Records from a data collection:

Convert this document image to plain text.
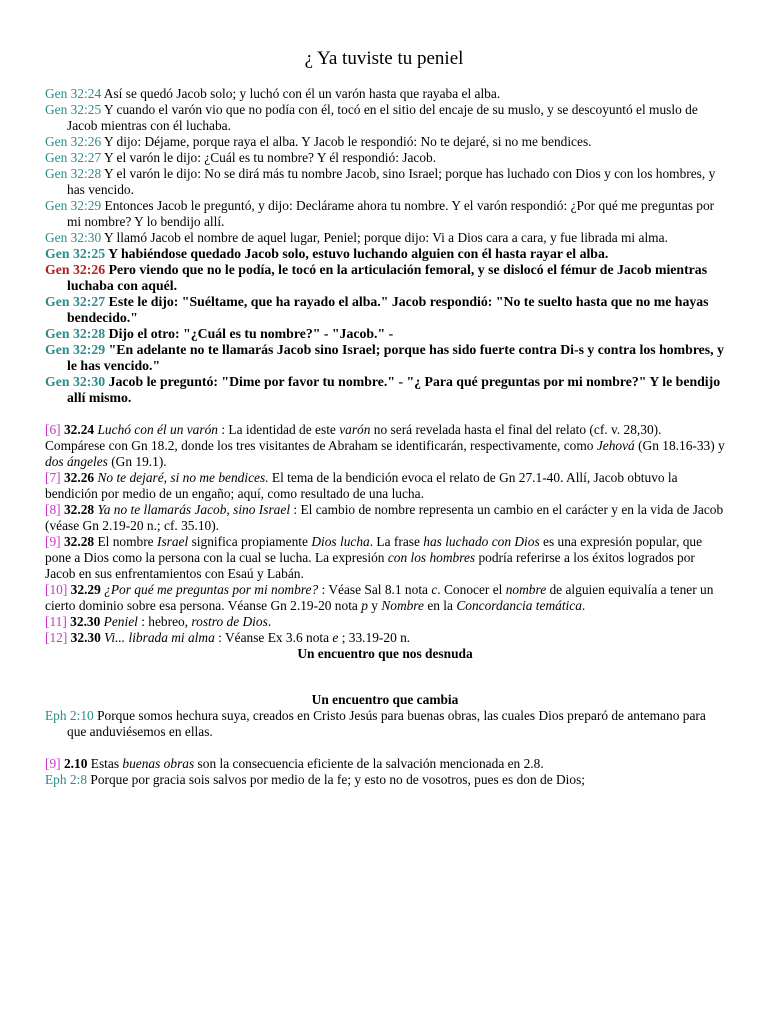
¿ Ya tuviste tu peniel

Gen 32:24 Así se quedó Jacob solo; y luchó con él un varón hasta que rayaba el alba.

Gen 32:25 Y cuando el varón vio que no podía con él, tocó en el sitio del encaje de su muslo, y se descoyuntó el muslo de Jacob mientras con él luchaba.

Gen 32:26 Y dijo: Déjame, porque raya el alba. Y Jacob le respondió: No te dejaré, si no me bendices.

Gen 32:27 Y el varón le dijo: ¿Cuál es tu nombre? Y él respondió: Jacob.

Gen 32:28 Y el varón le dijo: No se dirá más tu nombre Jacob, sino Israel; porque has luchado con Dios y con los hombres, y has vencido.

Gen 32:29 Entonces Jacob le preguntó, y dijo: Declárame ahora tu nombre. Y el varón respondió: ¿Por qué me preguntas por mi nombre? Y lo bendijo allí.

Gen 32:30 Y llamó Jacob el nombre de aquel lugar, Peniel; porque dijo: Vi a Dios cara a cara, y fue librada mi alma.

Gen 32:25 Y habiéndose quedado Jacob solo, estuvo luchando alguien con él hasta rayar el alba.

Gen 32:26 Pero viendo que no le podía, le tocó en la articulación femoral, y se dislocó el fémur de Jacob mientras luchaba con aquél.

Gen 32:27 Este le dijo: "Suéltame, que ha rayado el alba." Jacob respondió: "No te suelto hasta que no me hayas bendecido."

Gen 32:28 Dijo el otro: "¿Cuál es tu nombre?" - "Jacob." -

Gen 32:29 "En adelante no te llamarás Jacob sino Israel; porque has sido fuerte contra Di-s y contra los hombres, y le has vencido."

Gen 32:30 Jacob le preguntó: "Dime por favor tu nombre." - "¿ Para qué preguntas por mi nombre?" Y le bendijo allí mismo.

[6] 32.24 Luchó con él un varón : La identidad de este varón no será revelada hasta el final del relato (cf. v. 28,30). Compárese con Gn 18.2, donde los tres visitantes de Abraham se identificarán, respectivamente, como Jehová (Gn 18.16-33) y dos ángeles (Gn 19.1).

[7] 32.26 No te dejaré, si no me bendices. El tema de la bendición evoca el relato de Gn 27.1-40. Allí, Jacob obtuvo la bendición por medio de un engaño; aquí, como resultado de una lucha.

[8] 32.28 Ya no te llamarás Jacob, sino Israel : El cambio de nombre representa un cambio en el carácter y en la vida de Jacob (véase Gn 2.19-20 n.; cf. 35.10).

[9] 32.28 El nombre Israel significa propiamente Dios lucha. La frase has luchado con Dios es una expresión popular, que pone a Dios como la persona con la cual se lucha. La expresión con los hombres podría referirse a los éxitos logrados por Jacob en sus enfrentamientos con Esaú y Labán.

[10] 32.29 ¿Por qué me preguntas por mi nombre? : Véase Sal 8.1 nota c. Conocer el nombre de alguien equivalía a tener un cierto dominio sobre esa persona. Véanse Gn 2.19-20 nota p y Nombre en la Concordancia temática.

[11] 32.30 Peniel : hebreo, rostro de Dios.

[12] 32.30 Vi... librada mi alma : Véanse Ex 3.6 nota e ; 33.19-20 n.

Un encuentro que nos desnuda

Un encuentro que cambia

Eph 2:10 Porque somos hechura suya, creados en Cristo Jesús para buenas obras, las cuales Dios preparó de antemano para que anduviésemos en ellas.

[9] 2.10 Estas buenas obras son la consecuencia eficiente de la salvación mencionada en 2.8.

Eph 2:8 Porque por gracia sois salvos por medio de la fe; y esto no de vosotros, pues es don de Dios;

* * *

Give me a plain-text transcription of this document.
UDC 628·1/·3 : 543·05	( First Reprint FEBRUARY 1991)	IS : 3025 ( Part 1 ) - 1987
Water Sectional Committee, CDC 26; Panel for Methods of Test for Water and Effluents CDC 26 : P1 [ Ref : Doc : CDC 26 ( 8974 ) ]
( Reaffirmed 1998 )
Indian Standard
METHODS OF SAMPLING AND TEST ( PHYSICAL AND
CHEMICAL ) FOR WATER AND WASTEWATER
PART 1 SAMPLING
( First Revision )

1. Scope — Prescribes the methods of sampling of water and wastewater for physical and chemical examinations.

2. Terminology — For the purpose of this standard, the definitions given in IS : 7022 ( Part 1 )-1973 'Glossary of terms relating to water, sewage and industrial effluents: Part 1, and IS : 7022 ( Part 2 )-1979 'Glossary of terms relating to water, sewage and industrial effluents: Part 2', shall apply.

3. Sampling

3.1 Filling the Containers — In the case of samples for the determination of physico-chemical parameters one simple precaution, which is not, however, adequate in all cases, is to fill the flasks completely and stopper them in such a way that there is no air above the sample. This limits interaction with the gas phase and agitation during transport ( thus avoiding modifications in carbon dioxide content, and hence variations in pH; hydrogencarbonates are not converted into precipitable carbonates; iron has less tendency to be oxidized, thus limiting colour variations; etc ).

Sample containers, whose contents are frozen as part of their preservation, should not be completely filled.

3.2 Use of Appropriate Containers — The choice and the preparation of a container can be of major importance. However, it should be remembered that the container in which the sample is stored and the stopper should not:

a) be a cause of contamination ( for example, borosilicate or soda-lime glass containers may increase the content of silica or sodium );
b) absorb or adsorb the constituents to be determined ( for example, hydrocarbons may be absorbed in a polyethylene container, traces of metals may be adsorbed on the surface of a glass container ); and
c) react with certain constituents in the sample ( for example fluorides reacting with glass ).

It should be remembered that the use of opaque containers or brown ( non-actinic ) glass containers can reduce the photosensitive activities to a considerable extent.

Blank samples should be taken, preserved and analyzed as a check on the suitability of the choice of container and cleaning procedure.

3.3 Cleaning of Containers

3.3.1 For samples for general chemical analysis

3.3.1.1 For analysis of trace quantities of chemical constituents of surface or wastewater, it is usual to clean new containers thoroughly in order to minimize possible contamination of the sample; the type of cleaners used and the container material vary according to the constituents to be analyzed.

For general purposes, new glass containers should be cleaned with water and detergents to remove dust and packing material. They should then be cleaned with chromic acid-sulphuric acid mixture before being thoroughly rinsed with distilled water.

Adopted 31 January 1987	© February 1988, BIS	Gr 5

__CHALLENGE__.
List every line above containing the word "remembered".

__OUTPUT FOR THIS EXERCISE__.
3.2 Use of Appropriate Containers — The choice and the preparation of a container can be of major importance. However, it should be remembered that the container in which the sample is stored and the stopper should not:
It should be remembered that the use of opaque containers or brown ( non-actinic ) glass containers can reduce the photosensitive activities to a considerable extent.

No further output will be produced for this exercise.